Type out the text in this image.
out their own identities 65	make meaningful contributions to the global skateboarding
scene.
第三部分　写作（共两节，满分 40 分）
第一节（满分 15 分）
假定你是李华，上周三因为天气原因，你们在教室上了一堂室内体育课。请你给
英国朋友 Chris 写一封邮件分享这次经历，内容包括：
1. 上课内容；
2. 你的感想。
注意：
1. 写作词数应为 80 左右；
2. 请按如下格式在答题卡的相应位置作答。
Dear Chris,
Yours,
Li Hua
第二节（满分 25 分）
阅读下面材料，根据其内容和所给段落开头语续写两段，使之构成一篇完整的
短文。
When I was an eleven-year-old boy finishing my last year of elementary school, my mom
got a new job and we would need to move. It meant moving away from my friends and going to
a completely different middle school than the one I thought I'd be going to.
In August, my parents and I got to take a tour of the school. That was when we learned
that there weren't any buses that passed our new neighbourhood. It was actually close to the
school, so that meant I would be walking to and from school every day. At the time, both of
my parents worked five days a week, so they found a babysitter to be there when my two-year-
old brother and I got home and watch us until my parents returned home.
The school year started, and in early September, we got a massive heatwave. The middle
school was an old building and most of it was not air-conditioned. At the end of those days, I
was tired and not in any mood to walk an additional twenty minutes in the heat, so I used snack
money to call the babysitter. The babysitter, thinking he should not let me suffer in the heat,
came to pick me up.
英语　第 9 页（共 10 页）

————————

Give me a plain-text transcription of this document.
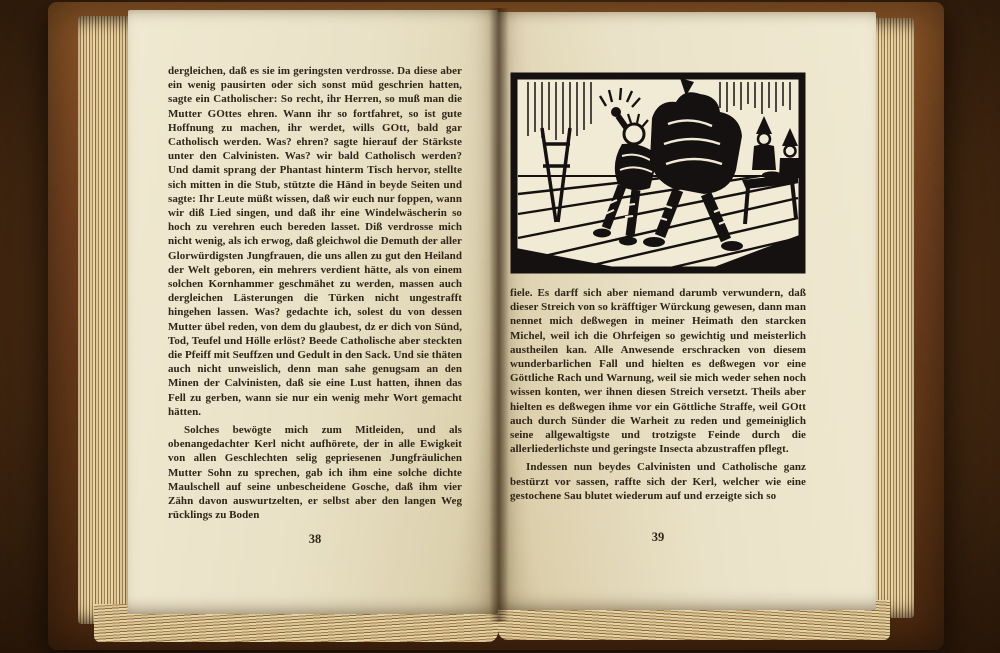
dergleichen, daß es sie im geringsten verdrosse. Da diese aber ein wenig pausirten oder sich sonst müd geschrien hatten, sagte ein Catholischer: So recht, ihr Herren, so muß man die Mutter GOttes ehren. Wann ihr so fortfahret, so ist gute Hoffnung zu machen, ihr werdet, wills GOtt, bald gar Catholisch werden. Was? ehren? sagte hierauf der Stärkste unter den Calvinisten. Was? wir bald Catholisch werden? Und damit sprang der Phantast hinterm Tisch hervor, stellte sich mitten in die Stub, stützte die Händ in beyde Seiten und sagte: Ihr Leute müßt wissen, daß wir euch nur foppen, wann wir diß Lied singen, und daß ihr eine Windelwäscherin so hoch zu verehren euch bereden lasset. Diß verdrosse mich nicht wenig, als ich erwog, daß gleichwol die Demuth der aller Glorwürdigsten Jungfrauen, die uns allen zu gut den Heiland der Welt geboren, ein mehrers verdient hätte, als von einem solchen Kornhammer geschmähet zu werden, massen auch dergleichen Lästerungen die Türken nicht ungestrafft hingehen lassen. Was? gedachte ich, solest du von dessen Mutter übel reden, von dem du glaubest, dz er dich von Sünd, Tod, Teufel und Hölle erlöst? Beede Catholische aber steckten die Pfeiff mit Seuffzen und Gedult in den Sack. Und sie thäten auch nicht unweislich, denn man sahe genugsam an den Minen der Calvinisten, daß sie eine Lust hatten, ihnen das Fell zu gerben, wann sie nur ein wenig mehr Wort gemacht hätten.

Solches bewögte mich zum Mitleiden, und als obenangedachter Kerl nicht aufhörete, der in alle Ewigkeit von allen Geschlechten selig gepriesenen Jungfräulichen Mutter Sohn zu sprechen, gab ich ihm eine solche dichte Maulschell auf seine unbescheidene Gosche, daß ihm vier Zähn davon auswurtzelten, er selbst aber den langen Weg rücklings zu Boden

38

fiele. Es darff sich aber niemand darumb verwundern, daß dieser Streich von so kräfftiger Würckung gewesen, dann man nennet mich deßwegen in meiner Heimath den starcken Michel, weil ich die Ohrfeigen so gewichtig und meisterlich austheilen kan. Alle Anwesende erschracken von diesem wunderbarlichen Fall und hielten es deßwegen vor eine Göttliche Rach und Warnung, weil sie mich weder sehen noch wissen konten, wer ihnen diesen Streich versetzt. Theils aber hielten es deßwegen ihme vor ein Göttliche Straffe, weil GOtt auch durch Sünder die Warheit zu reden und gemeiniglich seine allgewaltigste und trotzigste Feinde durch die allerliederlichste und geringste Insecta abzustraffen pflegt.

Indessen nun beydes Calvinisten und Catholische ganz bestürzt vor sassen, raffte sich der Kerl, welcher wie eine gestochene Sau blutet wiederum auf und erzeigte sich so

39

————————

### EXERCISE REQUIREMENTS
From the entries above, list each line with "babysitter" in it.

### THE SOLUTION
my parents worked five days a week, so they found a babysitter to be there when my two-year-
money to call the babysitter. The babysitter, thinking he should not let me suffer in the heat,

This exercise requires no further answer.